Rows.
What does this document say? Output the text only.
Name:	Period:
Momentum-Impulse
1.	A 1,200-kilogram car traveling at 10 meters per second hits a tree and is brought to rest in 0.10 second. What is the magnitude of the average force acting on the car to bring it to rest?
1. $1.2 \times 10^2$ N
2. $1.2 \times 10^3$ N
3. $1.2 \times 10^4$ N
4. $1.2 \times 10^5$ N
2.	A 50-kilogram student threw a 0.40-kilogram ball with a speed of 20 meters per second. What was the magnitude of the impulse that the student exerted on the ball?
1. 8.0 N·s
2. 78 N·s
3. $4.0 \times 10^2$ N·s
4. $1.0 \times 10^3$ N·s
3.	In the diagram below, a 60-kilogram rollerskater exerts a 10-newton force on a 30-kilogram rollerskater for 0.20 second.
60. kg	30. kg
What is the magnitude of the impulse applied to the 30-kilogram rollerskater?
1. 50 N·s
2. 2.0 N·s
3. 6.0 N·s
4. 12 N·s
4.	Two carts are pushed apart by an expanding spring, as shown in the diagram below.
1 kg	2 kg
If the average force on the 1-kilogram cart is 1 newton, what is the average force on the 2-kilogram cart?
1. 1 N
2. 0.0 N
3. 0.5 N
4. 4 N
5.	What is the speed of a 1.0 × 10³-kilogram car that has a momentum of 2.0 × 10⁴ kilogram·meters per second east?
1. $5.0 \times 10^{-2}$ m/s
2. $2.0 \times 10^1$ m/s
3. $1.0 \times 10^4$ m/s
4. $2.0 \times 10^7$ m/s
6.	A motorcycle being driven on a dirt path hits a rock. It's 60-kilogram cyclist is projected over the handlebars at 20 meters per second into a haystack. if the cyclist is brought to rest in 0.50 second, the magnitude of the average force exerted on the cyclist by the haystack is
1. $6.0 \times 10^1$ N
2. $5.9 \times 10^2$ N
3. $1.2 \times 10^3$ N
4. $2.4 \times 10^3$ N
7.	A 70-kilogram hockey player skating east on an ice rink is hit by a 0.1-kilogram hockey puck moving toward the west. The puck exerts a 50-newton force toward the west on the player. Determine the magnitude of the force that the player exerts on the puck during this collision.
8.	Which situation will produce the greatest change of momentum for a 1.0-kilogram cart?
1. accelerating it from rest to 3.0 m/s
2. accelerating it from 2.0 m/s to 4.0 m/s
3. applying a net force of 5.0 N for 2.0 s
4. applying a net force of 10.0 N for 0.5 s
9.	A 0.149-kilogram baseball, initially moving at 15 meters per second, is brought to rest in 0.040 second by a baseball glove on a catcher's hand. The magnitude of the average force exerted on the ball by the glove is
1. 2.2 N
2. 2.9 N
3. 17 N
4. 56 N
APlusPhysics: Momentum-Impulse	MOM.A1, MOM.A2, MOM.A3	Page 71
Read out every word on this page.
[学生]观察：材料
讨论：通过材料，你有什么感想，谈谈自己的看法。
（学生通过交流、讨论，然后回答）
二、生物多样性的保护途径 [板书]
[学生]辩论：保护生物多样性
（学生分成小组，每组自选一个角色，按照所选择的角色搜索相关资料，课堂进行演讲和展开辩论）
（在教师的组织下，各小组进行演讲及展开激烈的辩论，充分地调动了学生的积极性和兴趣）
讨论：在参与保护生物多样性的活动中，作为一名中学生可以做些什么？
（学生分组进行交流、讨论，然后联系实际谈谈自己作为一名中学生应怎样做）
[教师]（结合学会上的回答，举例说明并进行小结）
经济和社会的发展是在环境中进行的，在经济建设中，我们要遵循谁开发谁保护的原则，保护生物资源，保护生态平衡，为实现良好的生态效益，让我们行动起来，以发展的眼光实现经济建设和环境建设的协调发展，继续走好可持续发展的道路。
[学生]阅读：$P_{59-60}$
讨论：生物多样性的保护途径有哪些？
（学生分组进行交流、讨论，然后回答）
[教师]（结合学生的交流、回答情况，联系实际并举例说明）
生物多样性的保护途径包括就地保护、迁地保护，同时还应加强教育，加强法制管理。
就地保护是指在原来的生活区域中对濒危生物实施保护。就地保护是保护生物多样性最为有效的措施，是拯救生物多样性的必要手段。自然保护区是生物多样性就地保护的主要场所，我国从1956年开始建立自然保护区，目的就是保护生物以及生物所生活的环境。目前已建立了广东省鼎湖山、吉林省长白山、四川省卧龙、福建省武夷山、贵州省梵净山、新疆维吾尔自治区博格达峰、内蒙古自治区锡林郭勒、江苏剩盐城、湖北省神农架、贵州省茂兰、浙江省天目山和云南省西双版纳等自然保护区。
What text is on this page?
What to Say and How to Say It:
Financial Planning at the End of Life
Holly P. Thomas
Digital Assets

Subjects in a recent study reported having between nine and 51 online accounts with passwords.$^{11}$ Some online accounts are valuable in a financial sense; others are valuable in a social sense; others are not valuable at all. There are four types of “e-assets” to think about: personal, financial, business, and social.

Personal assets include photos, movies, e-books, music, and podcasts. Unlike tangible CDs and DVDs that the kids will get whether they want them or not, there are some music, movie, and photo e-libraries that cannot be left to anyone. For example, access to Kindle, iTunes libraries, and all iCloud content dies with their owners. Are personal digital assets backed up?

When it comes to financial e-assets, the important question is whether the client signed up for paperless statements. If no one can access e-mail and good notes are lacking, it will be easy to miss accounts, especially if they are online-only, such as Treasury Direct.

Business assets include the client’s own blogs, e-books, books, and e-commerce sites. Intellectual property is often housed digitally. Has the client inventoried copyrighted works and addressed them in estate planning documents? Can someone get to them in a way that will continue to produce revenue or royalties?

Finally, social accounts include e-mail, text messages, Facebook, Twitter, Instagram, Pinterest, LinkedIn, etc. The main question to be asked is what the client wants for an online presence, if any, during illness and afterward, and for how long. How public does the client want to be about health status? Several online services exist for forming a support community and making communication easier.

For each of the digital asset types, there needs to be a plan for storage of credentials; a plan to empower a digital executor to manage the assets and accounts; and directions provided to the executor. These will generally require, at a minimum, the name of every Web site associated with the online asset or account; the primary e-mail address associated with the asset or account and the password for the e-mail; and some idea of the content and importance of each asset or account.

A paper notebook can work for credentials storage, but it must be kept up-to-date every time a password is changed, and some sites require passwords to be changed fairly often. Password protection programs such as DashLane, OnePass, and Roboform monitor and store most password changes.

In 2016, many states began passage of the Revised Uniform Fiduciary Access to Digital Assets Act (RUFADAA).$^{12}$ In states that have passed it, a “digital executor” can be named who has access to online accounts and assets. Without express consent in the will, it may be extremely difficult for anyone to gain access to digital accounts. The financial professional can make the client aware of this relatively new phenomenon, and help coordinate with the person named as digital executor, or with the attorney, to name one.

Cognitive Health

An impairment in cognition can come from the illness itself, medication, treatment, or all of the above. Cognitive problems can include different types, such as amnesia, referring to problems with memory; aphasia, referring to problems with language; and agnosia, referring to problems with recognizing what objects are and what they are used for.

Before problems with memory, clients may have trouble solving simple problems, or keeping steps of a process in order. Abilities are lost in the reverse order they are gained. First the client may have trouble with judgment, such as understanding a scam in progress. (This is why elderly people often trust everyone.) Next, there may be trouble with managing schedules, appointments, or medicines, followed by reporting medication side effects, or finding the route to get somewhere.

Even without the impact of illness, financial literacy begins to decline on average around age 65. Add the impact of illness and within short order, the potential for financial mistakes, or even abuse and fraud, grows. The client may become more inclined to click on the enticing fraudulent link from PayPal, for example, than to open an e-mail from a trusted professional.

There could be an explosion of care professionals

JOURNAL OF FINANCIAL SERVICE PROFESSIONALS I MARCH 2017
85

Given instruction. Your answer should be a single number: the count of lines in the data that include the word "average".

Reply to the task. 5